Task set:
- A) List every step or stage number that the passage on probabilistic neural programs cites for the process shown in FIG. 4.
- B) Reproduce the passage on probabilistic neural programs from "[0069] Table 1" to "achieve 100% accuracy.", word for word.

First, execution accuracy measures the fraction of programs in the
test set that are executed completely correctly by the model. This
metric is challenging because correctly executing a program
requires correctly making a number of "choose" decisions. The 1,000
test programs contained over 35,000 decisions, implying that to
completely execute a program correctly means getting, on average,
35 "choose" decisions correct without making any mistakes. Second,
"choose" accuracy measures the accuracy of each decision
independently, assuming all previous decisions were made
correctly.
[0069] Table 1 (below) compares the accuracies of the three models
based on their performance on the FOODWEBS dataset. The improvement
in accuracy between the baseline (Log-Linear) and the probabilistic
neural program (2-Layer PNP) is believed due to the neural
network's enhanced modeling power. Though the "choose" accuracy
does not improve by a large margin, the improvement translates into
large gains in correctness of the entire program. Finally, as
expected, the inclusion of lower level features (Maxpool PNP) not
possible in the Log-Linear model significantly improves the
performance. Note that this task requires performing computer
vision, and thus it is not expected that any model will be able to
achieve 100% accuracy.
TABLE-US-00001 TABLE 1 Execution "choose" Method Accuracy Accuracy
LOGLINEAR 8.6% 78.2% 2-LAYER PNP 12.5% 78.7% MAXPOOL PNP 14.9%
82.5%
[0070] FIG. 4 is a flowchart or flow diagram illustrating a
process, method, or sequence of operations 400 for implementing an
embodiment of the inventive system and method. As shown in the
figure, a desired computation or sequence of computations (which
may include functions, operations, etc.) is expressed as a
computation graph in the form of nodes and edges (as suggested by
step or stage 402). A neuron/neural network "model" is selected or
defined (in one example embodiment, a multi-layer perceptron
(MLP)), as suggested by step or stage 404. The neural network is
trained using pairs of conditional and unconditional program sketch
examples. The neuron model/network is then applied to specific data
and (if desired) control parameters from a computation sketch to
generate/select a value for a node (as suggested by step or stage
406). The result is used to generate a program sketch object (step
or stage 408). An inference methodology is then used to produce an
explicit representation of the distribution of values generated by
the sketch object function in step or stage 408 (as suggested by
step or stage 410). The explicit representations from multiple
sketch objects may then be combined to create more complex
calculations (step or stage 412).

Data lines:
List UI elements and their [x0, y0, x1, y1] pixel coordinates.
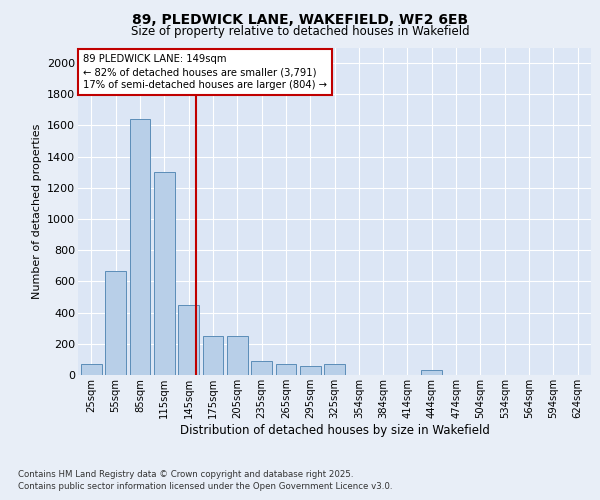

Responses:
- A) 402, 404, 406, 408, 410, 412

- B)
[0069] Table 1 (below) compares the accuracies of the three models
based on their performance on the FOODWEBS dataset. The improvement
in accuracy between the baseline (Log-Linear) and the probabilistic
neural program (2-Layer PNP) is believed due to the neural
network's enhanced modeling power. Though the "choose" accuracy
does not improve by a large margin, the improvement translates into
large gains in correctness of the entire program. Finally, as
expected, the inclusion of lower level features (Maxpool PNP) not
possible in the Log-Linear model significantly improves the
performance. Note that this task requires performing computer
vision, and thus it is not expected that any model will be able to
achieve 100% accuracy.